__Stored data__
━━━━

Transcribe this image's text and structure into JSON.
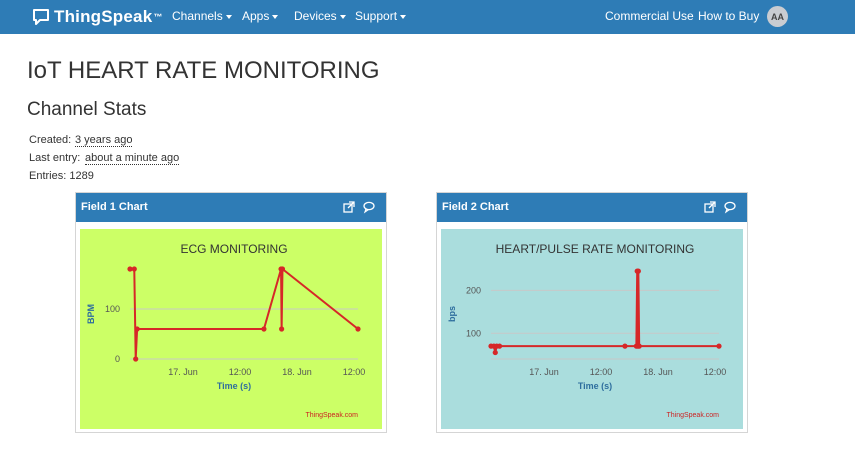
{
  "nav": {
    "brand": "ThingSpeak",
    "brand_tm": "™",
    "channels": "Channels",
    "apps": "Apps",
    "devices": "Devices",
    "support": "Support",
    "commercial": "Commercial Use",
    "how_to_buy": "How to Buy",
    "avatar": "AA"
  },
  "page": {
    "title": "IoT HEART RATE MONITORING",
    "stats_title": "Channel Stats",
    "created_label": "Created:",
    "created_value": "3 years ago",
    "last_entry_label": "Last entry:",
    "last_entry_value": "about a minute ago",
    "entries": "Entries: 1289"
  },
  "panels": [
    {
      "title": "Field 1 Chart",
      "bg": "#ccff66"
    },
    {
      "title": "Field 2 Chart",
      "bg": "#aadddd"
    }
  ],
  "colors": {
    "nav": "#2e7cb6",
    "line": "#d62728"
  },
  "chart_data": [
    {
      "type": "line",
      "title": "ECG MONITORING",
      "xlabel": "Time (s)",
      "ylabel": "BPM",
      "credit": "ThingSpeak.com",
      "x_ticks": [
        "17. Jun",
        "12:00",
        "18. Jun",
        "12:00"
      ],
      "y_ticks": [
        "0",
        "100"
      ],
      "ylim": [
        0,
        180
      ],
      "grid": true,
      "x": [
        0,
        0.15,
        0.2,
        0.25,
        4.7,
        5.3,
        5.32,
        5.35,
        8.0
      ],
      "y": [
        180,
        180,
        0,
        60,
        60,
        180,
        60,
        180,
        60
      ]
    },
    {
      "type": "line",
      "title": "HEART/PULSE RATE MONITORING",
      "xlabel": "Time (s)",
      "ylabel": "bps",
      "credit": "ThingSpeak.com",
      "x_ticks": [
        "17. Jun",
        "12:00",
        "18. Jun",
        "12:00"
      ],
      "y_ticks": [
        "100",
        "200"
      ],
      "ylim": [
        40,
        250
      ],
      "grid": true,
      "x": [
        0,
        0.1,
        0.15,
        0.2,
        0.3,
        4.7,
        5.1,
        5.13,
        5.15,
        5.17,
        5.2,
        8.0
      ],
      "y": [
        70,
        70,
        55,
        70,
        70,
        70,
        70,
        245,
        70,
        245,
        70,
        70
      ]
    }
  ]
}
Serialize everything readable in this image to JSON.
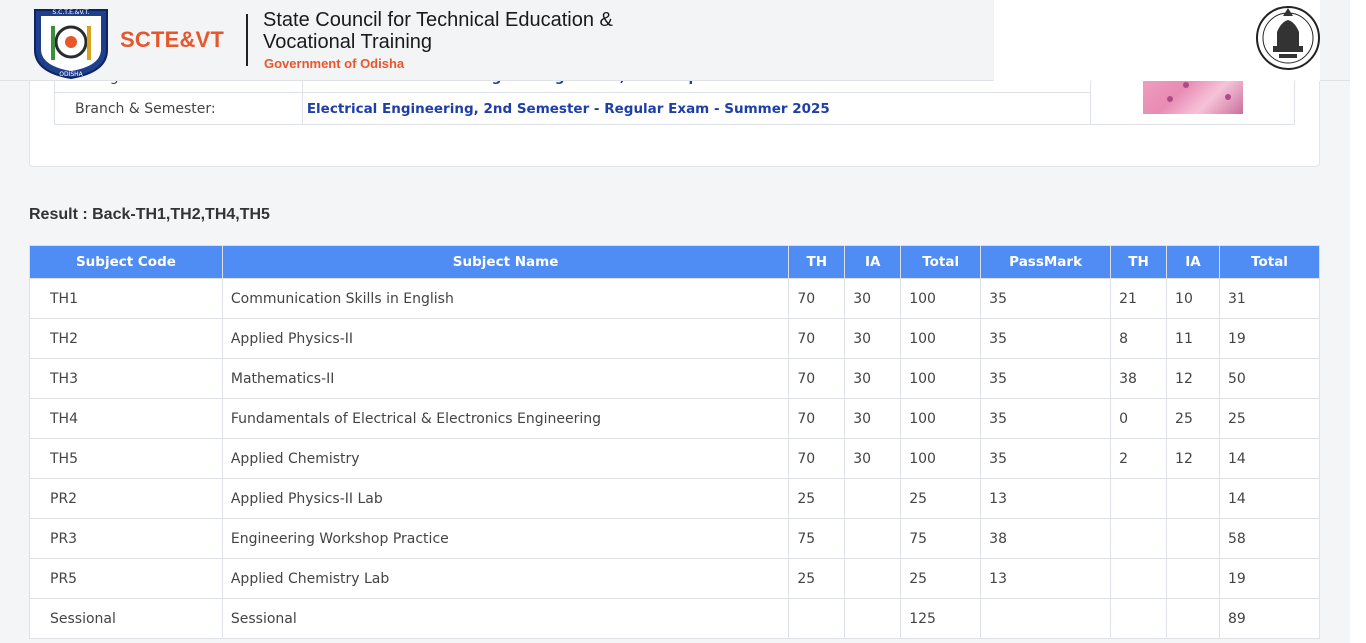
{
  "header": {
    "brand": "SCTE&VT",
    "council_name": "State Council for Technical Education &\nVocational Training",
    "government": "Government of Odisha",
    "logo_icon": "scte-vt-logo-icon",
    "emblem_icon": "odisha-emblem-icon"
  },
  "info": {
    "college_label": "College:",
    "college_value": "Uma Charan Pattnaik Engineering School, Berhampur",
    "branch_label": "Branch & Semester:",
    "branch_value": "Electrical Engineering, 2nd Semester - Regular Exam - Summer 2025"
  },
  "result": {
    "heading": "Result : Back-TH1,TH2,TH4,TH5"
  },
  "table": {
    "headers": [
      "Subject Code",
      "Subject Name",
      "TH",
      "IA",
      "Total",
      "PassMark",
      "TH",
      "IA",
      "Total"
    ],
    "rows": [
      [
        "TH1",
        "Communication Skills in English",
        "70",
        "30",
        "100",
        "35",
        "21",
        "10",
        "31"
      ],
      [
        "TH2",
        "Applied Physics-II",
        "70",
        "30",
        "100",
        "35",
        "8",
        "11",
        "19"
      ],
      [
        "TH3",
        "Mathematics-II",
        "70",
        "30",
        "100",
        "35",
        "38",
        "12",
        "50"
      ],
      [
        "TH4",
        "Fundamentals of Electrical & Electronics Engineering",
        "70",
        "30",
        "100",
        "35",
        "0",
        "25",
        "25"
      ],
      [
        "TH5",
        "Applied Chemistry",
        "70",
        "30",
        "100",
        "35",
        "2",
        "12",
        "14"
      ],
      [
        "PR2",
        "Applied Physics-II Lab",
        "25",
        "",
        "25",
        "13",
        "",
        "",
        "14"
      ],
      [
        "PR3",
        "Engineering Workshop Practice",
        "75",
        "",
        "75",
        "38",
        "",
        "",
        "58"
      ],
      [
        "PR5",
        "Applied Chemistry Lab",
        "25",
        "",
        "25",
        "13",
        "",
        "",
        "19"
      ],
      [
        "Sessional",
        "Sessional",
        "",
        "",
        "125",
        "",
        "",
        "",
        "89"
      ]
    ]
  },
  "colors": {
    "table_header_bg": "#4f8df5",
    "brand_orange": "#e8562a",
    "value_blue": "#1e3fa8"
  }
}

━━━━

__Work required__
Find each line with the string "Semester" and copy it out.

__Completed task__
    "branch_label": "Branch & Semester:",
    "branch_value": "Electrical Engineering, 2nd Semester - Regular Exam - Summer 2025"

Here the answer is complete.